(EXCERPTED DATA Opens)
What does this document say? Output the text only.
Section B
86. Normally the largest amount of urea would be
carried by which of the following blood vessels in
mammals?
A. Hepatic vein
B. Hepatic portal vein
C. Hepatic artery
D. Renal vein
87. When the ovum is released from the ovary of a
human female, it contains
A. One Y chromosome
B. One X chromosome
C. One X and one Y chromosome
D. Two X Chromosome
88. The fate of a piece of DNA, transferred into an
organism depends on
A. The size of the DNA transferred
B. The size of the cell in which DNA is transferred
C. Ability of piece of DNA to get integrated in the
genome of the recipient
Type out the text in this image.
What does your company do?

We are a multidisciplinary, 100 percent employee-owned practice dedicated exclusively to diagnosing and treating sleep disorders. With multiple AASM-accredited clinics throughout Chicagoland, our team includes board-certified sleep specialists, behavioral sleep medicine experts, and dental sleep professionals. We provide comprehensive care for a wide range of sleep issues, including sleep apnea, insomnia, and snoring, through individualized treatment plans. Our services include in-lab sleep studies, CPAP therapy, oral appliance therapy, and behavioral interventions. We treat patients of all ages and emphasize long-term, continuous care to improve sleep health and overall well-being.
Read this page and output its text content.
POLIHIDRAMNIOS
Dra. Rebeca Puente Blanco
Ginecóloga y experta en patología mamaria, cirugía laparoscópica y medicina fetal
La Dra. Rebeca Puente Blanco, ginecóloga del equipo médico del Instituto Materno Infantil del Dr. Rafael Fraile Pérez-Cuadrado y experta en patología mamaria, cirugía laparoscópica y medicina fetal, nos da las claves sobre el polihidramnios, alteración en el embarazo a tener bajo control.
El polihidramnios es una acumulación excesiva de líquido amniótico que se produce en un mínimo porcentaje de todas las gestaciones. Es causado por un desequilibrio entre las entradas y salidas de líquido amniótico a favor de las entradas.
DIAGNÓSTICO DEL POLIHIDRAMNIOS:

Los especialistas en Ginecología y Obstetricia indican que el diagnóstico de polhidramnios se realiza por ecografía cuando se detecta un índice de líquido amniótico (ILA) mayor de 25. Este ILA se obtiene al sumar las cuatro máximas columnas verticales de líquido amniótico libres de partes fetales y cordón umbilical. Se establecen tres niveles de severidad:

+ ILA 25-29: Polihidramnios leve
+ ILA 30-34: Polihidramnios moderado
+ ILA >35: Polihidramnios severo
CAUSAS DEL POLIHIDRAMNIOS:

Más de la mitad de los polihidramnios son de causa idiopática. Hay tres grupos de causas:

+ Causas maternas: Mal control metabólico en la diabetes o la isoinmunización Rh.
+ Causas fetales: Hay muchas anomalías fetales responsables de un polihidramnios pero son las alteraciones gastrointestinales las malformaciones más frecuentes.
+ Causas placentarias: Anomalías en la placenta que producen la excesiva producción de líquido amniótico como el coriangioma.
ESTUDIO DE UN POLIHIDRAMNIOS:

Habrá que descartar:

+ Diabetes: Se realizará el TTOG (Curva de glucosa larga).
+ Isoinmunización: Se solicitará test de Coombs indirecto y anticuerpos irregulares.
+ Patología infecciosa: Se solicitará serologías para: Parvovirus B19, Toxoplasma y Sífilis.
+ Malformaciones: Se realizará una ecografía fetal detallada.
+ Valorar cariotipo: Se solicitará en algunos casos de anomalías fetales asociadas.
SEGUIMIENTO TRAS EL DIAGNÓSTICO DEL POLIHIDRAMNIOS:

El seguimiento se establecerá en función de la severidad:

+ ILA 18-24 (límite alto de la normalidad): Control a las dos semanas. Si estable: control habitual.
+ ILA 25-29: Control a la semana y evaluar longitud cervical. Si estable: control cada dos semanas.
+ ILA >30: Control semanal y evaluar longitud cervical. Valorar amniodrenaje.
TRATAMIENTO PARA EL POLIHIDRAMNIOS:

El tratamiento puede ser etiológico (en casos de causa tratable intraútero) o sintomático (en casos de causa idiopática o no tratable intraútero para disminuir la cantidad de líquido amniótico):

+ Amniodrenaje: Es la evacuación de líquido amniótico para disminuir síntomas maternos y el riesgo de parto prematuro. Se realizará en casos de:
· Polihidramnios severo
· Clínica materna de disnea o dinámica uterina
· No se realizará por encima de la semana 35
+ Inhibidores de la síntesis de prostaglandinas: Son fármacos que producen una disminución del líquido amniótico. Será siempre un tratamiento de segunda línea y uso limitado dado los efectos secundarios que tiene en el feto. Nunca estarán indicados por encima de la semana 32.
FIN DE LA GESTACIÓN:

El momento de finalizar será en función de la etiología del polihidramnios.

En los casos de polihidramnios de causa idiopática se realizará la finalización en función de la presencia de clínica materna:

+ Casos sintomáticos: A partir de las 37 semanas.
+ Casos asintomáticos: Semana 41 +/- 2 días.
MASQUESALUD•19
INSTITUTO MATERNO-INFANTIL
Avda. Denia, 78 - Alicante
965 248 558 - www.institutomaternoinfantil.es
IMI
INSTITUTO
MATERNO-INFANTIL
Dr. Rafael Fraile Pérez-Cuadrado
(EXCERPTED DATA Closes)
▸ ACTIVITY: Please copy out every entry exactly, with nothing omitted.

▸ RESULT OF THE TASK:
What does this document say? Output the text only.
Section B
86. Normally the largest amount of urea would be
carried by which of the following blood vessels in
mammals?
A. Hepatic vein
B. Hepatic portal vein
C. Hepatic artery
D. Renal vein
87. When the ovum is released from the ovary of a
human female, it contains
A. One Y chromosome
B. One X chromosome
C. One X and one Y chromosome
D. Two X Chromosome
88. The fate of a piece of DNA, transferred into an
organism depends on
A. The size of the DNA transferred
B. The size of the cell in which DNA is transferred
C. Ability of piece of DNA to get integrated in the
genome of the recipient
Type out the text in this image.
What does your company do?

We are a multidisciplinary, 100 percent employee-owned practice dedicated exclusively to diagnosing and treating sleep disorders. With multiple AASM-accredited clinics throughout Chicagoland, our team includes board-certified sleep specialists, behavioral sleep medicine experts, and dental sleep professionals. We provide comprehensive care for a wide range of sleep issues, including sleep apnea, insomnia, and snoring, through individualized treatment plans. Our services include in-lab sleep studies, CPAP therapy, oral appliance therapy, and behavioral interventions. We treat patients of all ages and emphasize long-term, continuous care to improve sleep health and overall well-being.
Read this page and output its text content.
POLIHIDRAMNIOS
Dra. Rebeca Puente Blanco
Ginecóloga y experta en patología mamaria, cirugía laparoscópica y medicina fetal
La Dra. Rebeca Puente Blanco, ginecóloga del equipo médico del Instituto Materno Infantil del Dr. Rafael Fraile Pérez-Cuadrado y experta en patología mamaria, cirugía laparoscópica y medicina fetal, nos da las claves sobre el polihidramnios, alteración en el embarazo a tener bajo control.
El polihidramnios es una acumulación excesiva de líquido amniótico que se produce en un mínimo porcentaje de todas las gestaciones. Es causado por un desequilibrio entre las entradas y salidas de líquido amniótico a favor de las entradas.
DIAGNÓSTICO DEL POLIHIDRAMNIOS:

Los especialistas en Ginecología y Obstetricia indican que el diagnóstico de polhidramnios se realiza por ecografía cuando se detecta un índice de líquido amniótico (ILA) mayor de 25. Este ILA se obtiene al sumar las cuatro máximas columnas verticales de líquido amniótico libres de partes fetales y cordón umbilical. Se establecen tres niveles de severidad:

+ ILA 25-29: Polihidramnios leve
+ ILA 30-34: Polihidramnios moderado
+ ILA >35: Polihidramnios severo
CAUSAS DEL POLIHIDRAMNIOS:

Más de la mitad de los polihidramnios son de causa idiopática. Hay tres grupos de causas:

+ Causas maternas: Mal control metabólico en la diabetes o la isoinmunización Rh.
+ Causas fetales: Hay muchas anomalías fetales responsables de un polihidramnios pero son las alteraciones gastrointestinales las malformaciones más frecuentes.
+ Causas placentarias: Anomalías en la placenta que producen la excesiva producción de líquido amniótico como el coriangioma.
ESTUDIO DE UN POLIHIDRAMNIOS:

Habrá que descartar:

+ Diabetes: Se realizará el TTOG (Curva de glucosa larga).
+ Isoinmunización: Se solicitará test de Coombs indirecto y anticuerpos irregulares.
+ Patología infecciosa: Se solicitará serologías para: Parvovirus B19, Toxoplasma y Sífilis.
+ Malformaciones: Se realizará una ecografía fetal detallada.
+ Valorar cariotipo: Se solicitará en algunos casos de anomalías fetales asociadas.
SEGUIMIENTO TRAS EL DIAGNÓSTICO DEL POLIHIDRAMNIOS:

El seguimiento se establecerá en función de la severidad:

+ ILA 18-24 (límite alto de la normalidad): Control a las dos semanas. Si estable: control habitual.
+ ILA 25-29: Control a la semana y evaluar longitud cervical. Si estable: control cada dos semanas.
+ ILA >30: Control semanal y evaluar longitud cervical. Valorar amniodrenaje.
TRATAMIENTO PARA EL POLIHIDRAMNIOS:

El tratamiento puede ser etiológico (en casos de causa tratable intraútero) o sintomático (en casos de causa idiopática o no tratable intraútero para disminuir la cantidad de líquido amniótico):

+ Amniodrenaje: Es la evacuación de líquido amniótico para disminuir síntomas maternos y el riesgo de parto prematuro. Se realizará en casos de:
· Polihidramnios severo
· Clínica materna de disnea o dinámica uterina
· No se realizará por encima de la semana 35
+ Inhibidores de la síntesis de prostaglandinas: Son fármacos que producen una disminución del líquido amniótico. Será siempre un tratamiento de segunda línea y uso limitado dado los efectos secundarios que tiene en el feto. Nunca estarán indicados por encima de la semana 32.
FIN DE LA GESTACIÓN:

El momento de finalizar será en función de la etiología del polihidramnios.

En los casos de polihidramnios de causa idiopática se realizará la finalización en función de la presencia de clínica materna:

+ Casos sintomáticos: A partir de las 37 semanas.
+ Casos asintomáticos: Semana 41 +/- 2 días.
MASQUESALUD•19
INSTITUTO MATERNO-INFANTIL
Avda. Denia, 78 - Alicante
965 248 558 - www.institutomaternoinfantil.es
IMI
INSTITUTO
MATERNO-INFANTIL
Dr. Rafael Fraile Pérez-Cuadrado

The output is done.